Request
Copy each line of the data below exactly, leaving out pictures.

(Extracted data entries)
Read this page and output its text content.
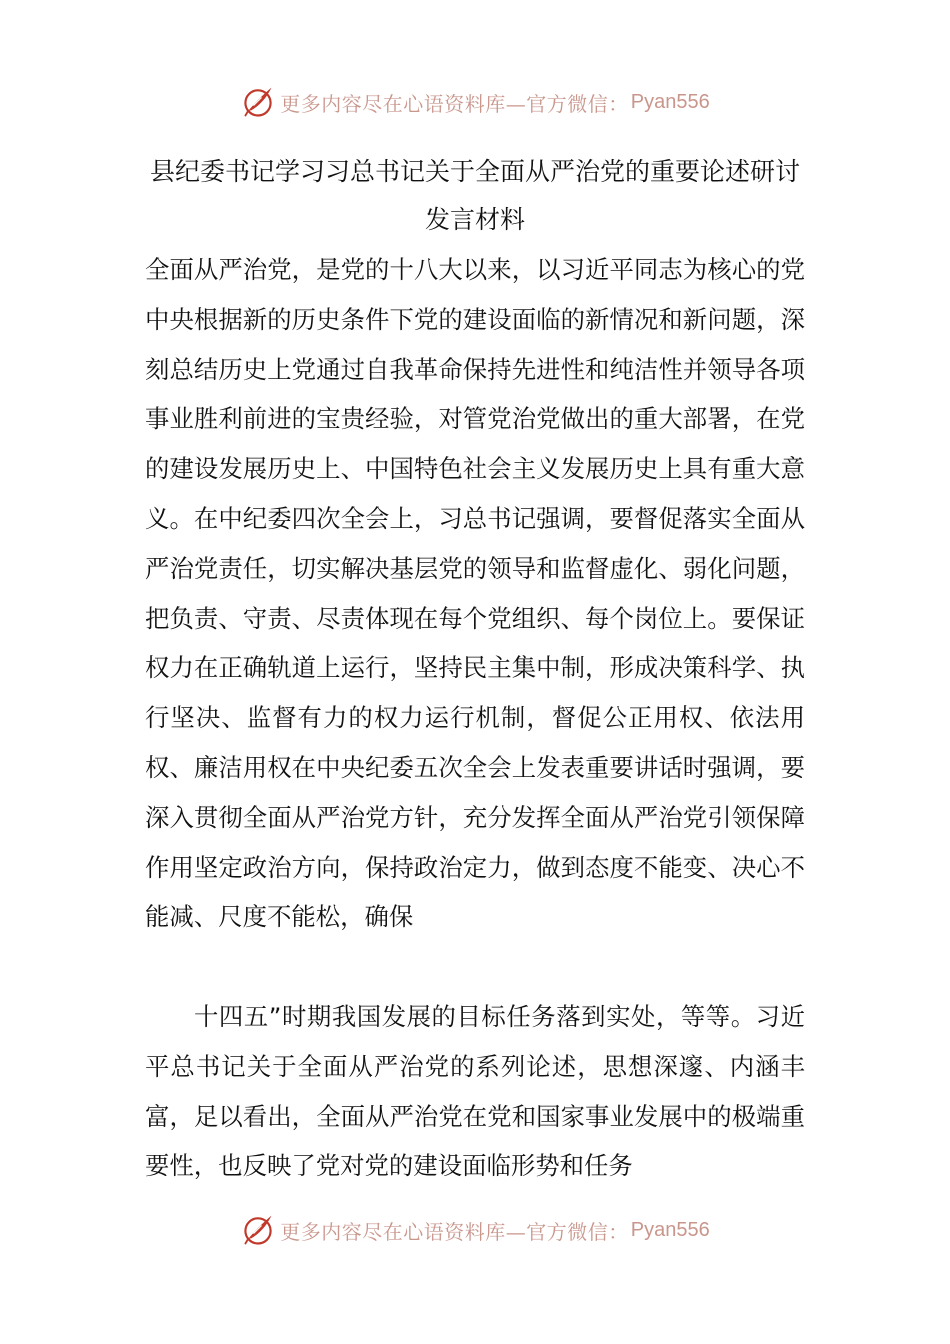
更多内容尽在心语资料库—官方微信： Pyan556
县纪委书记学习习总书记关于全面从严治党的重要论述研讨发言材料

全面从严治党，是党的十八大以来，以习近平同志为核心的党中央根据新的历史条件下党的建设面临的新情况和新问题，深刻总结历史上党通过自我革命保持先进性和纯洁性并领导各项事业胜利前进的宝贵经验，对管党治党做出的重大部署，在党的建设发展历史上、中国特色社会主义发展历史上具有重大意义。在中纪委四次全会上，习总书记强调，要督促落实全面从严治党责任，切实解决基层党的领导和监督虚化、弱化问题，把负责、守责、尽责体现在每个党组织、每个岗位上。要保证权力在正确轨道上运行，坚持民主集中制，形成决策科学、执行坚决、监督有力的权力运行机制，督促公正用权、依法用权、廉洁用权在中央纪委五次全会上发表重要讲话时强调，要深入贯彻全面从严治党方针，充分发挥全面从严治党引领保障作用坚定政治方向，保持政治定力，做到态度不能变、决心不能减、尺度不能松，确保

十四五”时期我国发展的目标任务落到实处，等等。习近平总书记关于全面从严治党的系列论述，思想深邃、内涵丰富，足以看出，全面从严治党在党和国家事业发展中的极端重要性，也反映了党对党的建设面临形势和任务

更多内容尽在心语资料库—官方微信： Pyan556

The result
Read this page and output its text content.
更多内容尽在心语资料库—官方微信： Pyan556
县纪委书记学习习总书记关于全面从严治党的重要论述研讨发言材料

全面从严治党，是党的十八大以来，以习近平同志为核心的党中央根据新的历史条件下党的建设面临的新情况和新问题，深刻总结历史上党通过自我革命保持先进性和纯洁性并领导各项事业胜利前进的宝贵经验，对管党治党做出的重大部署，在党的建设发展历史上、中国特色社会主义发展历史上具有重大意义。在中纪委四次全会上，习总书记强调，要督促落实全面从严治党责任，切实解决基层党的领导和监督虚化、弱化问题，把负责、守责、尽责体现在每个党组织、每个岗位上。要保证权力在正确轨道上运行，坚持民主集中制，形成决策科学、执行坚决、监督有力的权力运行机制，督促公正用权、依法用权、廉洁用权在中央纪委五次全会上发表重要讲话时强调，要深入贯彻全面从严治党方针，充分发挥全面从严治党引领保障作用坚定政治方向，保持政治定力，做到态度不能变、决心不能减、尺度不能松，确保

十四五”时期我国发展的目标任务落到实处，等等。习近平总书记关于全面从严治党的系列论述，思想深邃、内涵丰富，足以看出，全面从严治党在党和国家事业发展中的极端重要性，也反映了党对党的建设面临形势和任务

更多内容尽在心语资料库—官方微信： Pyan556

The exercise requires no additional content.